Extracted records ::
>> START
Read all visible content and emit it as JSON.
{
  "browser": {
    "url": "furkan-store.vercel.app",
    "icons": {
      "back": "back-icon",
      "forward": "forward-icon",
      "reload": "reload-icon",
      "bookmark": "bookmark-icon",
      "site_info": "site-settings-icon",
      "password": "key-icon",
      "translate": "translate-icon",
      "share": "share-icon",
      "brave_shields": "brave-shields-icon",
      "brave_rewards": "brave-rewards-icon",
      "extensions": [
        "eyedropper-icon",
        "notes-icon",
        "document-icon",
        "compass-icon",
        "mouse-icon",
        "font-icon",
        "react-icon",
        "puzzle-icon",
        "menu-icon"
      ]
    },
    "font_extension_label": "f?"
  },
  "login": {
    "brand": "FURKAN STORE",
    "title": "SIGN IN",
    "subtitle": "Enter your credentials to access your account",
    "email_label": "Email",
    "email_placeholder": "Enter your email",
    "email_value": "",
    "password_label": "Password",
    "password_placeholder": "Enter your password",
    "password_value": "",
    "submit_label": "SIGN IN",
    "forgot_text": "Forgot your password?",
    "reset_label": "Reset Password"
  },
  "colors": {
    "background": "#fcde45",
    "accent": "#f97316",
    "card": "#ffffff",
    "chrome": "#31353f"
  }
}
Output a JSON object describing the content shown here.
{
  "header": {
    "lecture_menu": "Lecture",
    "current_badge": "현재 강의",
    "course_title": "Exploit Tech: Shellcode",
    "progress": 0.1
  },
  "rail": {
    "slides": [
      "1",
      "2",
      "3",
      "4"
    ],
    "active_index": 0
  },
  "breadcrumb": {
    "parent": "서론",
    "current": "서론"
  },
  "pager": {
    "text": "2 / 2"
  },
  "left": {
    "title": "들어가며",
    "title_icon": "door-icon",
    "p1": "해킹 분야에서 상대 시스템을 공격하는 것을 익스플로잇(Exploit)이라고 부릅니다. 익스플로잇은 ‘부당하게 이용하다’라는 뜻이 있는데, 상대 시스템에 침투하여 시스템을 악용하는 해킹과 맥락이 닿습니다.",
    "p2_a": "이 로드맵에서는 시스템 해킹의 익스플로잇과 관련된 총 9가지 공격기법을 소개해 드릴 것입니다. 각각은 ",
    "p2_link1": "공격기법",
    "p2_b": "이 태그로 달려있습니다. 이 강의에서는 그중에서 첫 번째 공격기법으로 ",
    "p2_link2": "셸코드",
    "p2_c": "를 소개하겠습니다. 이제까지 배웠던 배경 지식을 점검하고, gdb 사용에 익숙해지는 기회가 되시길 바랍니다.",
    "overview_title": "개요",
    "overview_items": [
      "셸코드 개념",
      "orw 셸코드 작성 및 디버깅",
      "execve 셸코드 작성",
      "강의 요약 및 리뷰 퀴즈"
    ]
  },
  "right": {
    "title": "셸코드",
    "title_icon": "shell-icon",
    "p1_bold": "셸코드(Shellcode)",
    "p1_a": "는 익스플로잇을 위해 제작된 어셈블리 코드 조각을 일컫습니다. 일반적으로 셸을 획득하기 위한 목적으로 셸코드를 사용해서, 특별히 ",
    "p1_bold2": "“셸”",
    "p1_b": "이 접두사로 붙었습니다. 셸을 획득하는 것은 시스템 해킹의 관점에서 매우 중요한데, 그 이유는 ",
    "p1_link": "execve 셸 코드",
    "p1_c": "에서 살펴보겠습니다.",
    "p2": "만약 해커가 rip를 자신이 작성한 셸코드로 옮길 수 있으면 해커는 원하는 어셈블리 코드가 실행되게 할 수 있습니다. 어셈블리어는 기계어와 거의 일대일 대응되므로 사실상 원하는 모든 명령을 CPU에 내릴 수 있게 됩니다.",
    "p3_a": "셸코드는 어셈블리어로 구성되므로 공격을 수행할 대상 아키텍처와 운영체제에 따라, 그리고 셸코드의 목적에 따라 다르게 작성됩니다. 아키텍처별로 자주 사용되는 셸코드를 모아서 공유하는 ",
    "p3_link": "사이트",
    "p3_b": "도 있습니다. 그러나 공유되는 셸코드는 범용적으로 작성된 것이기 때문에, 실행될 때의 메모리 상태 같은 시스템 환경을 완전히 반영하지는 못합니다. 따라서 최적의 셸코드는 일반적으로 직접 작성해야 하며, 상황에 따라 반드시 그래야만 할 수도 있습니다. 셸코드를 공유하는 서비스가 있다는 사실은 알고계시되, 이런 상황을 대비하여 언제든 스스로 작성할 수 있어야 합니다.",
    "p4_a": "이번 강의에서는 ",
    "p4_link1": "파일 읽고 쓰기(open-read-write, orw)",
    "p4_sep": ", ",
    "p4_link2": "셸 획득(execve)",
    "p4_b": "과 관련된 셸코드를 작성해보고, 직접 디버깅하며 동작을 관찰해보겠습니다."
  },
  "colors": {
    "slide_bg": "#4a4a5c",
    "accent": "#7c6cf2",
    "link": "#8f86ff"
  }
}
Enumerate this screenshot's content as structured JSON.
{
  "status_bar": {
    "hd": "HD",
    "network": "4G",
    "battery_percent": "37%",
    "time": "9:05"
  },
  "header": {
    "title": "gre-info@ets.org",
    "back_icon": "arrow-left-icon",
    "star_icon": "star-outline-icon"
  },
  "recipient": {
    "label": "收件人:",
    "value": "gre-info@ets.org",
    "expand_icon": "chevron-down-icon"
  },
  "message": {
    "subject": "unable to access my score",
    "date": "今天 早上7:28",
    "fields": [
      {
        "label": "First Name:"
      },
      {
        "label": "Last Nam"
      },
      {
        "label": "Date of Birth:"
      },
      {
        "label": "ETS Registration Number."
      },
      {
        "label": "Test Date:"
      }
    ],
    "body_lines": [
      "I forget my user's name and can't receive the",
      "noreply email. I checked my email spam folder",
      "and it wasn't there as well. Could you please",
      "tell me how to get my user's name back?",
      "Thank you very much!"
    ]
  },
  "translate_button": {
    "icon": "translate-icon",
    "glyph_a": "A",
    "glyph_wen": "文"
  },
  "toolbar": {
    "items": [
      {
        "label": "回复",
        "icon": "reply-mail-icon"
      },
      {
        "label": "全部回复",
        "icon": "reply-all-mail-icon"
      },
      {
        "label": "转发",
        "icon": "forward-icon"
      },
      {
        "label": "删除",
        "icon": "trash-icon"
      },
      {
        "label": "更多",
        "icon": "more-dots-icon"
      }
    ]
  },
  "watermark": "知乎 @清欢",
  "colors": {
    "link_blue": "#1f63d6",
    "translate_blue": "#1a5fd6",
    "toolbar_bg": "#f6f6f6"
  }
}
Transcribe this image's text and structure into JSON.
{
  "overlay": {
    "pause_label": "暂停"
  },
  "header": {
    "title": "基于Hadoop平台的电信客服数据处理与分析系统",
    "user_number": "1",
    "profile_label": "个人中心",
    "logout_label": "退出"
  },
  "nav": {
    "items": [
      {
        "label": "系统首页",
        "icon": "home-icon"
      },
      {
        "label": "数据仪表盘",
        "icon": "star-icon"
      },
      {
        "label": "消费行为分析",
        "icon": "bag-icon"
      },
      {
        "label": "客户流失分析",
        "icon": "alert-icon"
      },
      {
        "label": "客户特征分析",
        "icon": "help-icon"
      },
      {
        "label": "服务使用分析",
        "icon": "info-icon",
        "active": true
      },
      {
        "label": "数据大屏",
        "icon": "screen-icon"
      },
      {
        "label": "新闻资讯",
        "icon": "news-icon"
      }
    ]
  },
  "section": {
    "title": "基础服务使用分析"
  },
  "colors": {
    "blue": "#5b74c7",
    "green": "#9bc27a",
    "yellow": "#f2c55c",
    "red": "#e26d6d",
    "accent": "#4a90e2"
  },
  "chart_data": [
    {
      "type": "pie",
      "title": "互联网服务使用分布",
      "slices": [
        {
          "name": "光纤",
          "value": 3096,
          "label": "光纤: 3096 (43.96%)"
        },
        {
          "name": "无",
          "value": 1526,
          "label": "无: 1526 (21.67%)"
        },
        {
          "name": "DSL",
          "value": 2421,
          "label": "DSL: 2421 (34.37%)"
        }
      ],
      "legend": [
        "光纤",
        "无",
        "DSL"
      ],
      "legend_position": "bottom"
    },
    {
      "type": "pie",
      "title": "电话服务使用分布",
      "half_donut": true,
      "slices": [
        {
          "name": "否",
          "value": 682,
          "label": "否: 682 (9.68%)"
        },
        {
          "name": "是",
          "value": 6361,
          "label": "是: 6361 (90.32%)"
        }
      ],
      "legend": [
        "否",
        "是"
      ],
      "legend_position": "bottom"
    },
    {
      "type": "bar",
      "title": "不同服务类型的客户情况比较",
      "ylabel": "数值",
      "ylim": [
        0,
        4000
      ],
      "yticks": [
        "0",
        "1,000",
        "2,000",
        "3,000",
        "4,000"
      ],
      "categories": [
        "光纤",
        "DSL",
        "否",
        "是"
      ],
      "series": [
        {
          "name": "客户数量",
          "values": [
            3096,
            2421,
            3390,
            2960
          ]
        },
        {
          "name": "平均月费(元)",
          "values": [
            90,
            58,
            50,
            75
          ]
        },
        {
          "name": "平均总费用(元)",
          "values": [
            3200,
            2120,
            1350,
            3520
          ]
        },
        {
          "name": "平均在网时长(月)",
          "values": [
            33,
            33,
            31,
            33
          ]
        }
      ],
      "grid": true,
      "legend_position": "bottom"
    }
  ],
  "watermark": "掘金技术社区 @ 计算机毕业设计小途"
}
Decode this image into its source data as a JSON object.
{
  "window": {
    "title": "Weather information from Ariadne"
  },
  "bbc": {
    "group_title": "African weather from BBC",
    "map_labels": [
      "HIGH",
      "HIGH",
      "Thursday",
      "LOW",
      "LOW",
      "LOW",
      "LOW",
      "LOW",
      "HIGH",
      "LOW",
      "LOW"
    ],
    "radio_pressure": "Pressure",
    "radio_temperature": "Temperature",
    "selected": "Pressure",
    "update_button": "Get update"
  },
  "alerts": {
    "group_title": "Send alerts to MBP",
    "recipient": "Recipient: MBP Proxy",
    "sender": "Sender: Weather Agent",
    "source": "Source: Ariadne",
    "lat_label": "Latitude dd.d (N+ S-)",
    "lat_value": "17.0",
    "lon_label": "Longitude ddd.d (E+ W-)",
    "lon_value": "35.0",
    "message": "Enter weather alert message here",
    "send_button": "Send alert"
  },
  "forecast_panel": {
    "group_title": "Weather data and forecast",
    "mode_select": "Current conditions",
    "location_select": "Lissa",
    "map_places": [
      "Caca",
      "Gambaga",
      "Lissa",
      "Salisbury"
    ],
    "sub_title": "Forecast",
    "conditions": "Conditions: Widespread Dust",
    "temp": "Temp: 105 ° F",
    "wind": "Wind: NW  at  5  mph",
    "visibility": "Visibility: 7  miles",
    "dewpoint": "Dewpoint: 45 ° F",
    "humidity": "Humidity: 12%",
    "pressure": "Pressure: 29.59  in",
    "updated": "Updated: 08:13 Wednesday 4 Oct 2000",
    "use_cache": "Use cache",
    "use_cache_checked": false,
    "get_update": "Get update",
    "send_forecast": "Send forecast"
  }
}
>> END
Problem to solve ::
In the records above, find each line holding "message" and copy it.

Answer to this task ::
  "message": {
    "message": "Enter weather alert message here",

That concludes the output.